GIVEN INSTRUCTION: Transcribe the listing exactly, leaving out every picture.

* begin RECORDS FOR THE TASK *

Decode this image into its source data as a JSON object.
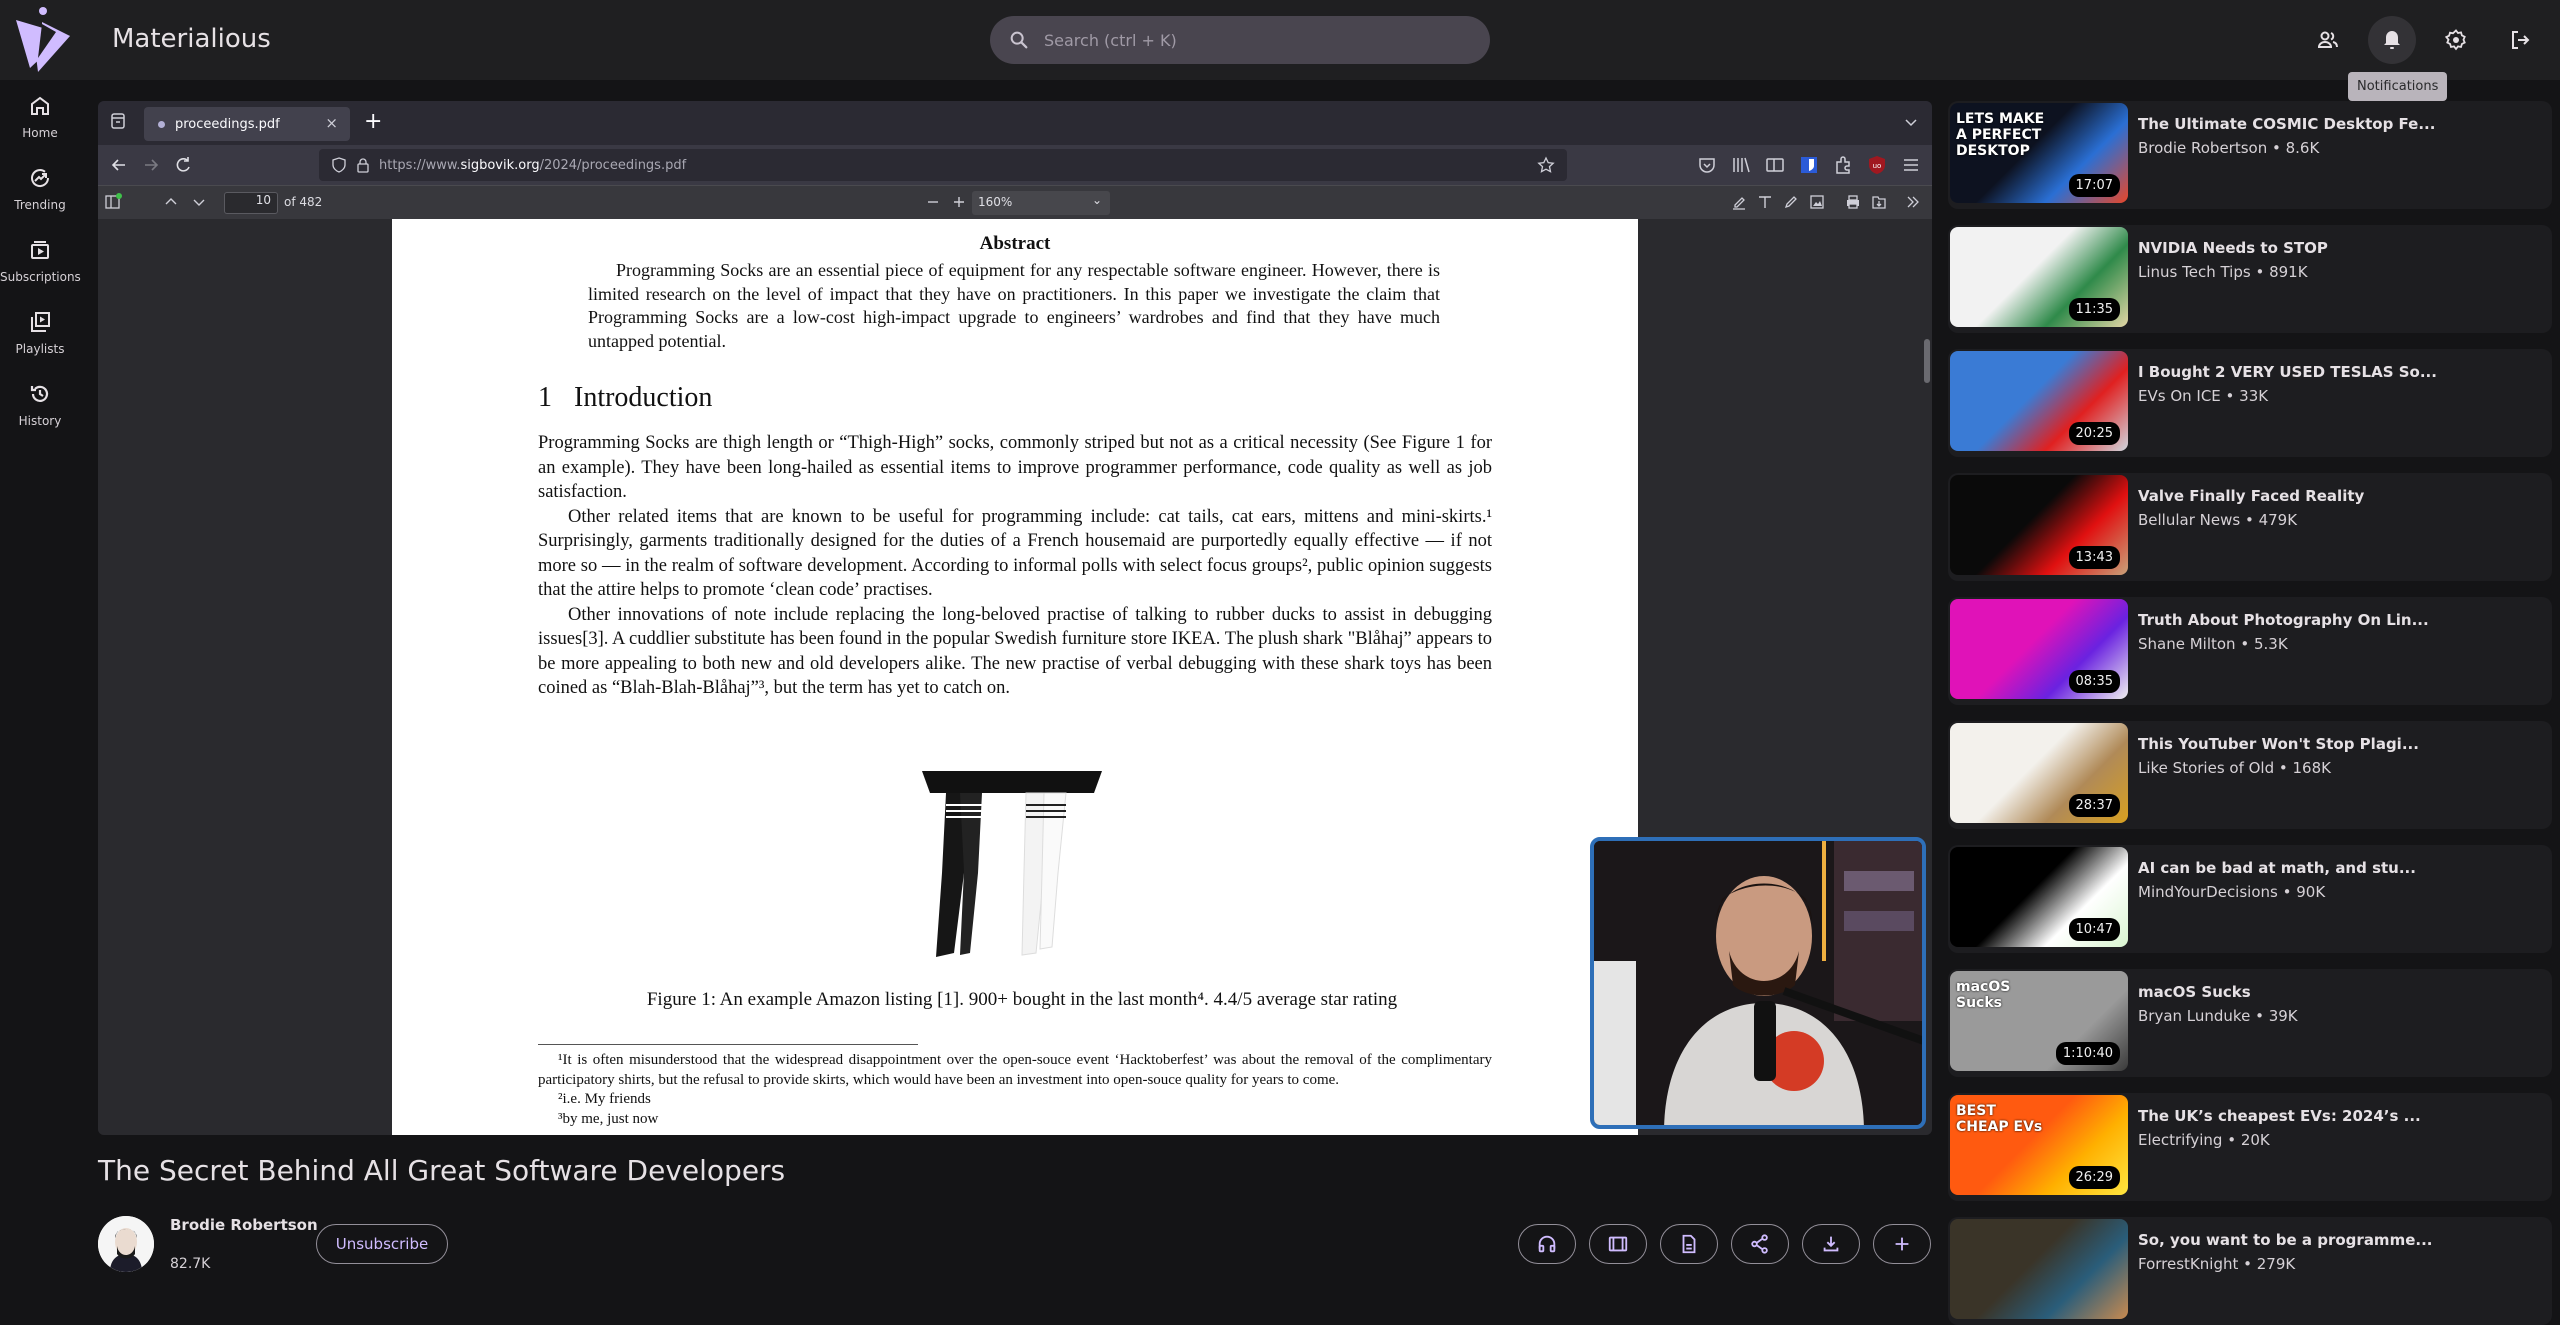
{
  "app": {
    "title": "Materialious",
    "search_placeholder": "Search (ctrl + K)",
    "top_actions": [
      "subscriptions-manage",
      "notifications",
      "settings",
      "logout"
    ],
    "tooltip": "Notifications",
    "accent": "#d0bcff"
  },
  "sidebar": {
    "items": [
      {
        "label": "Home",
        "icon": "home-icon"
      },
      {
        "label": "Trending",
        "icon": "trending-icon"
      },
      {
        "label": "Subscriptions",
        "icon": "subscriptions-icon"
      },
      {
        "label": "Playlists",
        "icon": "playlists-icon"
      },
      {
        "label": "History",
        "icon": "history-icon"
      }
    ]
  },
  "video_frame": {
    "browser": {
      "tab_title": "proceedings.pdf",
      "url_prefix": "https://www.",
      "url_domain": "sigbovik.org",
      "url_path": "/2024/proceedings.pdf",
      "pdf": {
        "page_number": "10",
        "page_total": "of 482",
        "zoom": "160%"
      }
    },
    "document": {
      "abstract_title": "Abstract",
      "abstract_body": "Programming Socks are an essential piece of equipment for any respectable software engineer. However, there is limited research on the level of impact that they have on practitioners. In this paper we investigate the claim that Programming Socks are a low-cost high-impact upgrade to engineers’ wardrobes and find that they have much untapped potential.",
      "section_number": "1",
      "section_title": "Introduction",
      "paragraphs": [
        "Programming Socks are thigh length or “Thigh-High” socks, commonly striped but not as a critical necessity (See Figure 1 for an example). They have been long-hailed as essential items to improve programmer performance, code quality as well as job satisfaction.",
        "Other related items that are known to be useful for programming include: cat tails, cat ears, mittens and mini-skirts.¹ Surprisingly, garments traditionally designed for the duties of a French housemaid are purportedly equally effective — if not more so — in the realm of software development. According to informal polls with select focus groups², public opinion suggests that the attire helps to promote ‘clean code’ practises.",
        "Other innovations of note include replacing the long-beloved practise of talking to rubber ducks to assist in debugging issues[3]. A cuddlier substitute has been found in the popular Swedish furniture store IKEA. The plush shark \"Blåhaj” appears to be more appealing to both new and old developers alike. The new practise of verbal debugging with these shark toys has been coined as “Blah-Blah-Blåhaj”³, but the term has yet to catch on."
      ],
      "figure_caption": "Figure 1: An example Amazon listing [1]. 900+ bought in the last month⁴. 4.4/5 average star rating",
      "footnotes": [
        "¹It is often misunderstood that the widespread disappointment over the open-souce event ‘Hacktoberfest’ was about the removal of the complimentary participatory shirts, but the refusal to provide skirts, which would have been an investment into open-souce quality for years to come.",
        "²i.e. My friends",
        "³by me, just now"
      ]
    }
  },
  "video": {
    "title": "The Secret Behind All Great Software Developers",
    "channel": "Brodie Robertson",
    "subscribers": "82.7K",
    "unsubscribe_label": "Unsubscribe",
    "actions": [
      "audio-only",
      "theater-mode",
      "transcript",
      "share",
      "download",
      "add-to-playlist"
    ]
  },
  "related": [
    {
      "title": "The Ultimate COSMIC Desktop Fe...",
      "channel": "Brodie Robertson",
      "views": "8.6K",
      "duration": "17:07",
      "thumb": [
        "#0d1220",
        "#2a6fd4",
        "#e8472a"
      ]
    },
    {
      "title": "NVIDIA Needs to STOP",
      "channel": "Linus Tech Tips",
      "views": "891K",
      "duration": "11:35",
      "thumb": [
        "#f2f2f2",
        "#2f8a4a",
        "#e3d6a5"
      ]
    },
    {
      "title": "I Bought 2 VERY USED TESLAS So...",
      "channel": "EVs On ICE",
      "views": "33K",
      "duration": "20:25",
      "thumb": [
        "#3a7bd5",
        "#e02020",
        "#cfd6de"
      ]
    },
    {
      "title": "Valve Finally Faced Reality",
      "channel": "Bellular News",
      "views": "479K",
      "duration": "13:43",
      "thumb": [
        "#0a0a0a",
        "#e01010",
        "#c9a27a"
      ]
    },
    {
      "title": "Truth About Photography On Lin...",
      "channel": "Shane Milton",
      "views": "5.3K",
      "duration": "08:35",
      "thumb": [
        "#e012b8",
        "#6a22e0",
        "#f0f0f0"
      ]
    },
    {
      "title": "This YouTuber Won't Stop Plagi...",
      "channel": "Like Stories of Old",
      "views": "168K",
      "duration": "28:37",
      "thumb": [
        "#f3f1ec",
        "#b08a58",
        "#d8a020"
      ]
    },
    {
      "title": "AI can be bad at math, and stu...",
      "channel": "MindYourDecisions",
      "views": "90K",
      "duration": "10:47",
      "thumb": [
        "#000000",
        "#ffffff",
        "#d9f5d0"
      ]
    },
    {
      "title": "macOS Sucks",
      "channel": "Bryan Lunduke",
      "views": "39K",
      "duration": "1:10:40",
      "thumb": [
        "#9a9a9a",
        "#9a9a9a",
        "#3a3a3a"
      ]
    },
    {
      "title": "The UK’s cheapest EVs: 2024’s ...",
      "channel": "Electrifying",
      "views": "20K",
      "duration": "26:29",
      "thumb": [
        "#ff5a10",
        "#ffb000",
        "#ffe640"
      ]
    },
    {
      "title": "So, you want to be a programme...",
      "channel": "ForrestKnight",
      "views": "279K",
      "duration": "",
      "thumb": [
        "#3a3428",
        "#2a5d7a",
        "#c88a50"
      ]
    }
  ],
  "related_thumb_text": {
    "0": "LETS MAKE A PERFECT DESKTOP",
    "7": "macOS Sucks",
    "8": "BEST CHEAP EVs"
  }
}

* end RECORDS FOR THE TASK *

FULL ANSWER:
Decode this image into its source data as a JSON object.
{
  "app": {
    "title": "Materialious",
    "search_placeholder": "Search (ctrl + K)",
    "top_actions": [
      "subscriptions-manage",
      "notifications",
      "settings",
      "logout"
    ],
    "tooltip": "Notifications",
    "accent": "#d0bcff"
  },
  "sidebar": {
    "items": [
      {
        "label": "Home",
        "icon": "home-icon"
      },
      {
        "label": "Trending",
        "icon": "trending-icon"
      },
      {
        "label": "Subscriptions",
        "icon": "subscriptions-icon"
      },
      {
        "label": "Playlists",
        "icon": "playlists-icon"
      },
      {
        "label": "History",
        "icon": "history-icon"
      }
    ]
  },
  "video_frame": {
    "browser": {
      "tab_title": "proceedings.pdf",
      "url_prefix": "https://www.",
      "url_domain": "sigbovik.org",
      "url_path": "/2024/proceedings.pdf",
      "pdf": {
        "page_number": "10",
        "page_total": "of 482",
        "zoom": "160%"
      }
    },
    "document": {
      "abstract_title": "Abstract",
      "abstract_body": "Programming Socks are an essential piece of equipment for any respectable software engineer. However, there is limited research on the level of impact that they have on practitioners. In this paper we investigate the claim that Programming Socks are a low-cost high-impact upgrade to engineers’ wardrobes and find that they have much untapped potential.",
      "section_number": "1",
      "section_title": "Introduction",
      "paragraphs": [
        "Programming Socks are thigh length or “Thigh-High” socks, commonly striped but not as a critical necessity (See Figure 1 for an example). They have been long-hailed as essential items to improve programmer performance, code quality as well as job satisfaction.",
        "Other related items that are known to be useful for programming include: cat tails, cat ears, mittens and mini-skirts.¹ Surprisingly, garments traditionally designed for the duties of a French housemaid are purportedly equally effective — if not more so — in the realm of software development. According to informal polls with select focus groups², public opinion suggests that the attire helps to promote ‘clean code’ practises.",
        "Other innovations of note include replacing the long-beloved practise of talking to rubber ducks to assist in debugging issues[3]. A cuddlier substitute has been found in the popular Swedish furniture store IKEA. The plush shark \"Blåhaj” appears to be more appealing to both new and old developers alike. The new practise of verbal debugging with these shark toys has been coined as “Blah-Blah-Blåhaj”³, but the term has yet to catch on."
      ],
      "figure_caption": "Figure 1: An example Amazon listing [1]. 900+ bought in the last month⁴. 4.4/5 average star rating",
      "footnotes": [
        "¹It is often misunderstood that the widespread disappointment over the open-souce event ‘Hacktoberfest’ was about the removal of the complimentary participatory shirts, but the refusal to provide skirts, which would have been an investment into open-souce quality for years to come.",
        "²i.e. My friends",
        "³by me, just now"
      ]
    }
  },
  "video": {
    "title": "The Secret Behind All Great Software Developers",
    "channel": "Brodie Robertson",
    "subscribers": "82.7K",
    "unsubscribe_label": "Unsubscribe",
    "actions": [
      "audio-only",
      "theater-mode",
      "transcript",
      "share",
      "download",
      "add-to-playlist"
    ]
  },
  "related": [
    {
      "title": "The Ultimate COSMIC Desktop Fe...",
      "channel": "Brodie Robertson",
      "views": "8.6K",
      "duration": "17:07",
      "thumb": [
        "#0d1220",
        "#2a6fd4",
        "#e8472a"
      ]
    },
    {
      "title": "NVIDIA Needs to STOP",
      "channel": "Linus Tech Tips",
      "views": "891K",
      "duration": "11:35",
      "thumb": [
        "#f2f2f2",
        "#2f8a4a",
        "#e3d6a5"
      ]
    },
    {
      "title": "I Bought 2 VERY USED TESLAS So...",
      "channel": "EVs On ICE",
      "views": "33K",
      "duration": "20:25",
      "thumb": [
        "#3a7bd5",
        "#e02020",
        "#cfd6de"
      ]
    },
    {
      "title": "Valve Finally Faced Reality",
      "channel": "Bellular News",
      "views": "479K",
      "duration": "13:43",
      "thumb": [
        "#0a0a0a",
        "#e01010",
        "#c9a27a"
      ]
    },
    {
      "title": "Truth About Photography On Lin...",
      "channel": "Shane Milton",
      "views": "5.3K",
      "duration": "08:35",
      "thumb": [
        "#e012b8",
        "#6a22e0",
        "#f0f0f0"
      ]
    },
    {
      "title": "This YouTuber Won't Stop Plagi...",
      "channel": "Like Stories of Old",
      "views": "168K",
      "duration": "28:37",
      "thumb": [
        "#f3f1ec",
        "#b08a58",
        "#d8a020"
      ]
    },
    {
      "title": "AI can be bad at math, and stu...",
      "channel": "MindYourDecisions",
      "views": "90K",
      "duration": "10:47",
      "thumb": [
        "#000000",
        "#ffffff",
        "#d9f5d0"
      ]
    },
    {
      "title": "macOS Sucks",
      "channel": "Bryan Lunduke",
      "views": "39K",
      "duration": "1:10:40",
      "thumb": [
        "#9a9a9a",
        "#9a9a9a",
        "#3a3a3a"
      ]
    },
    {
      "title": "The UK’s cheapest EVs: 2024’s ...",
      "channel": "Electrifying",
      "views": "20K",
      "duration": "26:29",
      "thumb": [
        "#ff5a10",
        "#ffb000",
        "#ffe640"
      ]
    },
    {
      "title": "So, you want to be a programme...",
      "channel": "ForrestKnight",
      "views": "279K",
      "duration": "",
      "thumb": [
        "#3a3428",
        "#2a5d7a",
        "#c88a50"
      ]
    }
  ],
  "related_thumb_text": {
    "0": "LETS MAKE A PERFECT DESKTOP",
    "7": "macOS Sucks",
    "8": "BEST CHEAP EVs"
  }
}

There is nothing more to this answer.